(Task requirements): Look below and pull out each line with the word "also".

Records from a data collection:
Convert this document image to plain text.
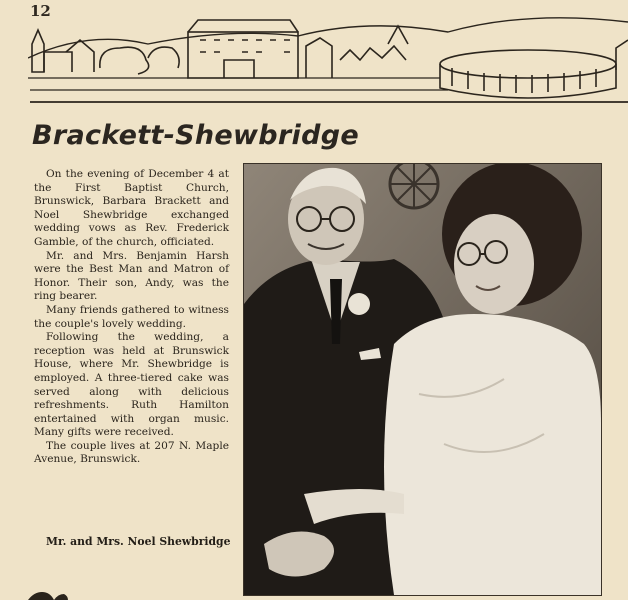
12
Brackett-Shewbridge

On the evening of December 4 at the First Baptist Church, Brunswick, Barbara Brackett and Noel Shewbridge exchanged wedding vows as Rev. Frederick Gamble, of the church, officiated.

Mr. and Mrs. Benjamin Harsh were the Best Man and Matron of Honor. Their son, Andy, was the ring bearer.

Many friends gathered to witness the couple's lovely wedding.

Following the wedding, a reception was held at Brunswick House, where Mr. Shewbridge is employed. A three-tiered cake was served along with delicious refreshments. Ruth Hamilton entertained with organ music. Many gifts were received.

The couple lives at 207 N. Maple Avenue, Brunswick.

Mr. and Mrs. Noel Shewbridge
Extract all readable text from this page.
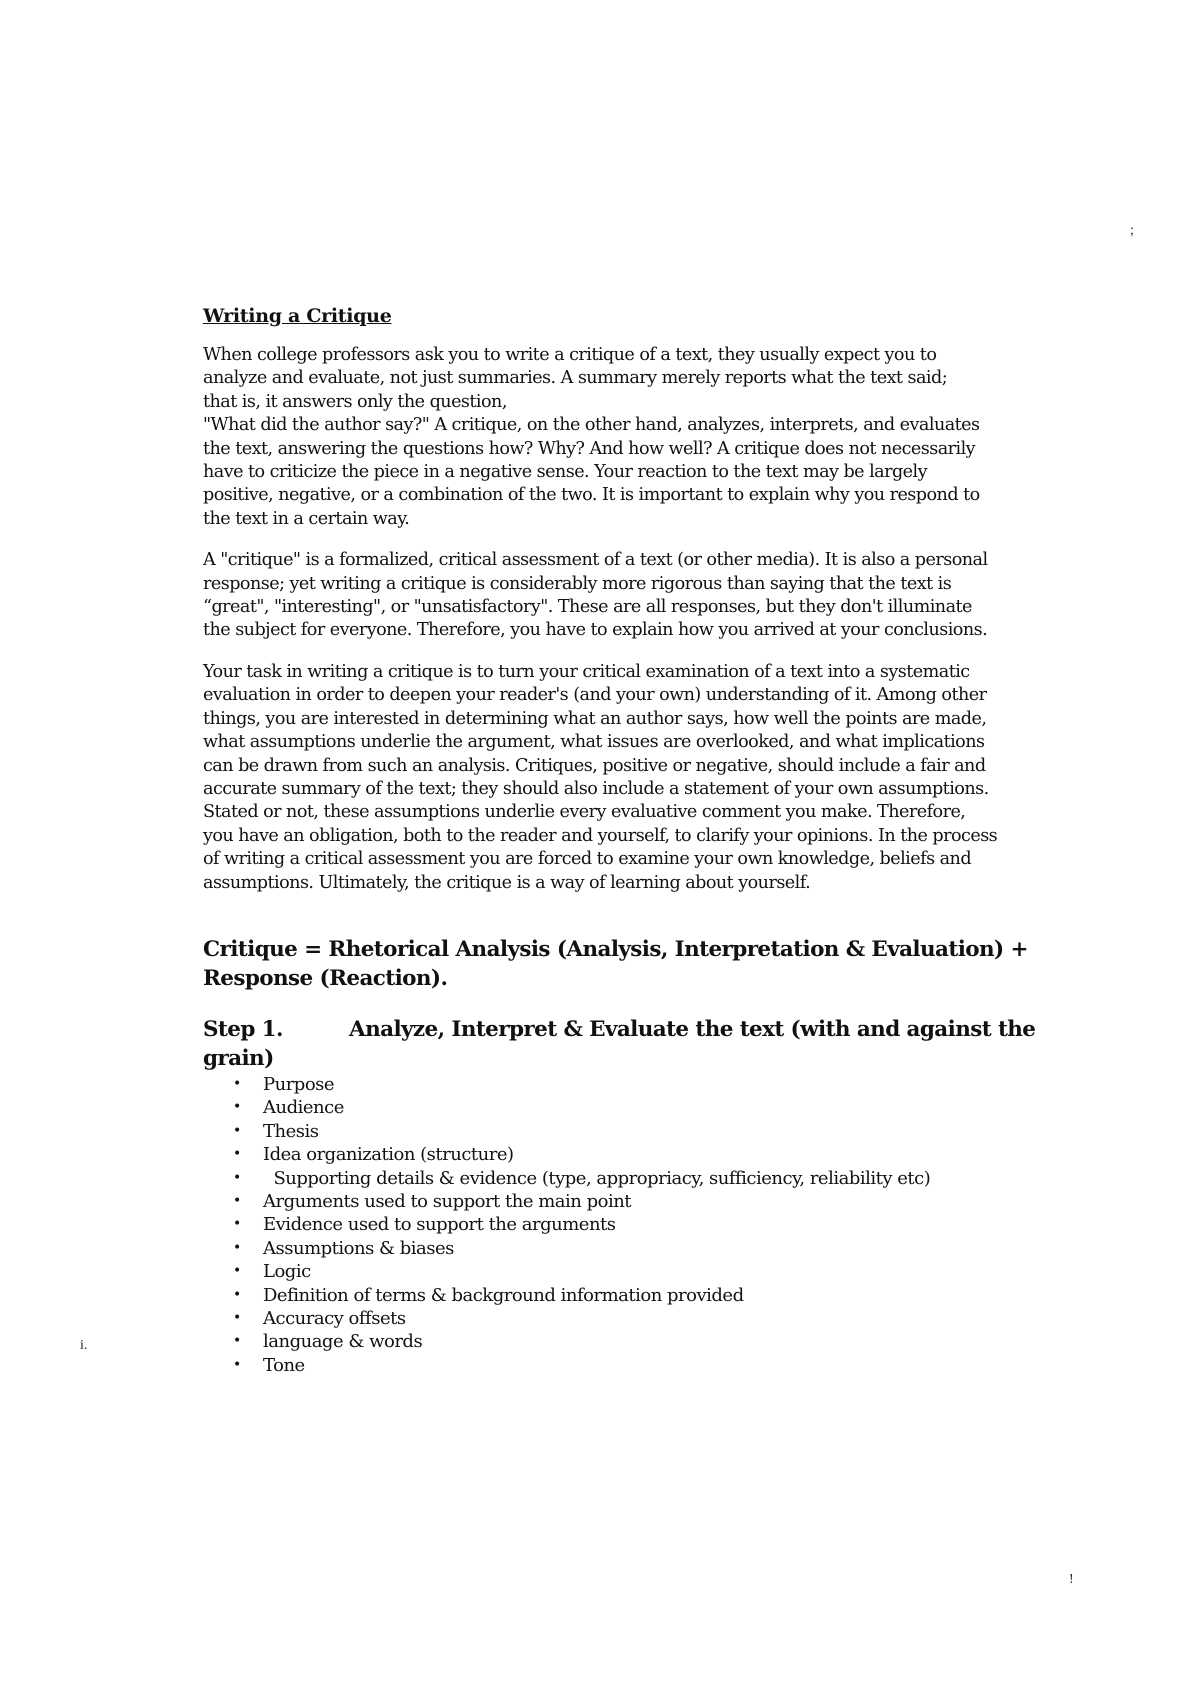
;
i.
!
Writing a Critique
When college professors ask you to write a critique of a text, they usually expect you to
analyze and evaluate, not just summaries. A summary merely reports what the text said;
that is, it answers only the question,
"What did the author say?" A critique, on the other hand, analyzes, interprets, and evaluates
the text, answering the questions how? Why? And how well? A critique does not necessarily
have to criticize the piece in a negative sense. Your reaction to the text may be largely
positive, negative, or a combination of the two. It is important to explain why you respond to
the text in a certain way.
A "critique" is a formalized, critical assessment of a text (or other media). It is also a personal
response; yet writing a critique is considerably more rigorous than saying that the text is
“great", "interesting", or "unsatisfactory". These are all responses, but they don't illuminate
the subject for everyone. Therefore, you have to explain how you arrived at your conclusions.
Your task in writing a critique is to turn your critical examination of a text into a systematic
evaluation in order to deepen your reader's (and your own) understanding of it. Among other
things, you are interested in determining what an author says, how well the points are made,
what assumptions underlie the argument, what issues are overlooked, and what implications
can be drawn from such an analysis. Critiques, positive or negative, should include a fair and
accurate summary of the text; they should also include a statement of your own assumptions.
Stated or not, these assumptions underlie every evaluative comment you make. Therefore,
you have an obligation, both to the reader and yourself, to clarify your opinions. In the process
of writing a critical assessment you are forced to examine your own knowledge, beliefs and
assumptions. Ultimately, the critique is a way of learning about yourself.
Critique = Rhetorical Analysis (Analysis, Interpretation & Evaluation) +
Response (Reaction).
Step 1.	Analyze, Interpret & Evaluate the text (with and against the
grain)
• Purpose
• Audience
• Thesis
• Idea organization (structure)
• Supporting details & evidence (type, appropriacy, sufficiency, reliability etc)
• Arguments used to support the main point
• Evidence used to support the arguments
• Assumptions & biases
• Logic
• Definition of terms & background information provided
• Accuracy offsets
• language & words
• Tone
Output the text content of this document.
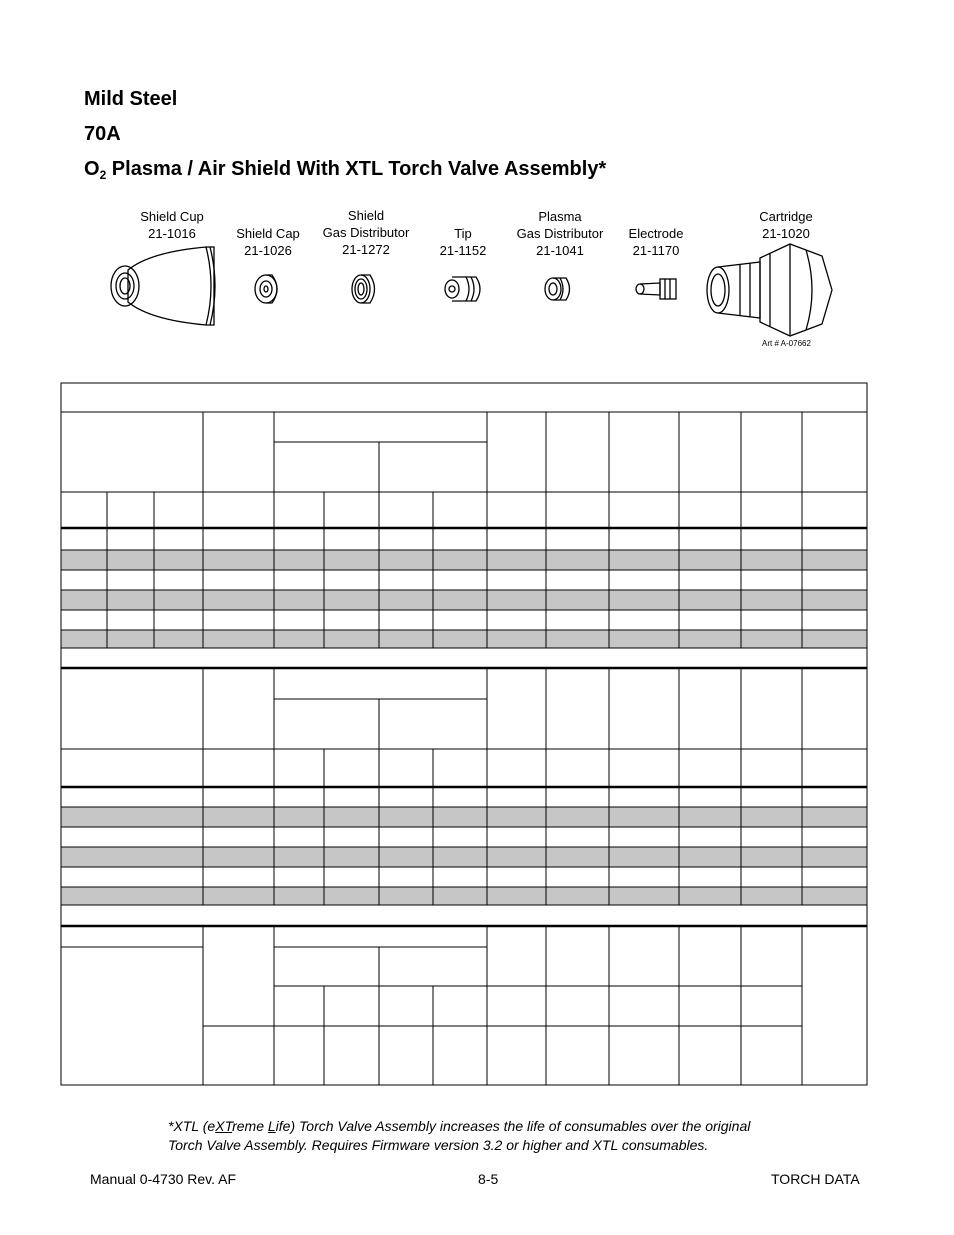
Mild Steel
70A
$O_2$ Plasma / Air Shield With XTL Torch Valve Assembly*
Shield Cup
21-1016	Shield Cap
21-1026
Shield
Gas Distributor
21-1272
Tip
21-1152
Plasma
Gas Distributor
21-1041
Electrode
21-1170
Cartridge
21-1020
Art # A-07662
*XTL (eXTreme Life) Torch Valve Assembly increases the life of consumables over the original
Torch Valve Assembly. Requires Firmware version 3.2 or higher and XTL consumables.
Manual 0-4730 Rev. AF	8-5	TORCH DATA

(The reply):
A "critique" is a formalized, critical assessment of a text (or other media). It is also a personal
accurate summary of the text; they should also include a statement of your own assumptions.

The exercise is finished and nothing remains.